_Given request:_ Beginning at the line that contains "Extract all readable text from this page.", reproduce every line to the end of the material without changing any of them.

───── Given entries ─────

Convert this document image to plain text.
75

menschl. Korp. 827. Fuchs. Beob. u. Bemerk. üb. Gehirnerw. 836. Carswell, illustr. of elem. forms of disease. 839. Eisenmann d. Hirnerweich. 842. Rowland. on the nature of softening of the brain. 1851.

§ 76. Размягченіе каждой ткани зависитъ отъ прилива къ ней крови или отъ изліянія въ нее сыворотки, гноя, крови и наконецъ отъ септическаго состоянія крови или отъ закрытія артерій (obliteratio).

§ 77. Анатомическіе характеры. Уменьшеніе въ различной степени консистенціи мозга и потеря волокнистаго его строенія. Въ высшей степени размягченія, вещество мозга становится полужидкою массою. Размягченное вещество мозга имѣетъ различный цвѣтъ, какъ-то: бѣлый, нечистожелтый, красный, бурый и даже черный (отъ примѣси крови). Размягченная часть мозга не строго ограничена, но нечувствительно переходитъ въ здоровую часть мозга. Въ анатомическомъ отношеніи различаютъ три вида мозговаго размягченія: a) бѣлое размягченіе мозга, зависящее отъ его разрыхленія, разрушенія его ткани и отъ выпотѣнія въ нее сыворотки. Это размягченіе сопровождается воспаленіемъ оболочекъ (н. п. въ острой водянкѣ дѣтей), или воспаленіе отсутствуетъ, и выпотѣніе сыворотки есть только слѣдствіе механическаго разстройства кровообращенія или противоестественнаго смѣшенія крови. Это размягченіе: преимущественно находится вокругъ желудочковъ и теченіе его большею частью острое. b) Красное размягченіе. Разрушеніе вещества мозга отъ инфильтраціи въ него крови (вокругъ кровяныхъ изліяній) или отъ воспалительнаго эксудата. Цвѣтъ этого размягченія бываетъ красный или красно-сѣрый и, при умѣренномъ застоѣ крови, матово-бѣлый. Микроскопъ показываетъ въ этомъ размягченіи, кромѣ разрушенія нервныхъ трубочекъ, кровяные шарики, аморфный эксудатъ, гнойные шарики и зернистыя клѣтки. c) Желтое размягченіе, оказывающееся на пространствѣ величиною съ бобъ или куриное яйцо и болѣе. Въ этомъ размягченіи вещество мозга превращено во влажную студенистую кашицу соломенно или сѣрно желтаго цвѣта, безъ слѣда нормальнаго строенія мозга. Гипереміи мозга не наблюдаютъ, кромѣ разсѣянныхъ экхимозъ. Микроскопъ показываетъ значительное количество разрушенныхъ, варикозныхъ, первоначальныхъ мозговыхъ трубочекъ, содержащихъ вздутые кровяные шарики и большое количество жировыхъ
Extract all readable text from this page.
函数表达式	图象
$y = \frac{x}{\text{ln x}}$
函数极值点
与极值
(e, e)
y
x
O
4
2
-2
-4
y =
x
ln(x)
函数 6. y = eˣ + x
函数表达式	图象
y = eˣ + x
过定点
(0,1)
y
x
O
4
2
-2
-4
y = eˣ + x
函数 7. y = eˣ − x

─────

_Full solution:_
Extract all readable text from this page.
函数表达式	图象
$y = \frac{x}{\text{ln x}}$
函数极值点
与极值
(e, e)
y
x
O
4
2
-2
-4
y =
x
ln(x)
函数 6. y = eˣ + x
函数表达式	图象
y = eˣ + x
过定点
(0,1)
y
x
O
4
2
-2
-4
y = eˣ + x
函数 7. y = eˣ − x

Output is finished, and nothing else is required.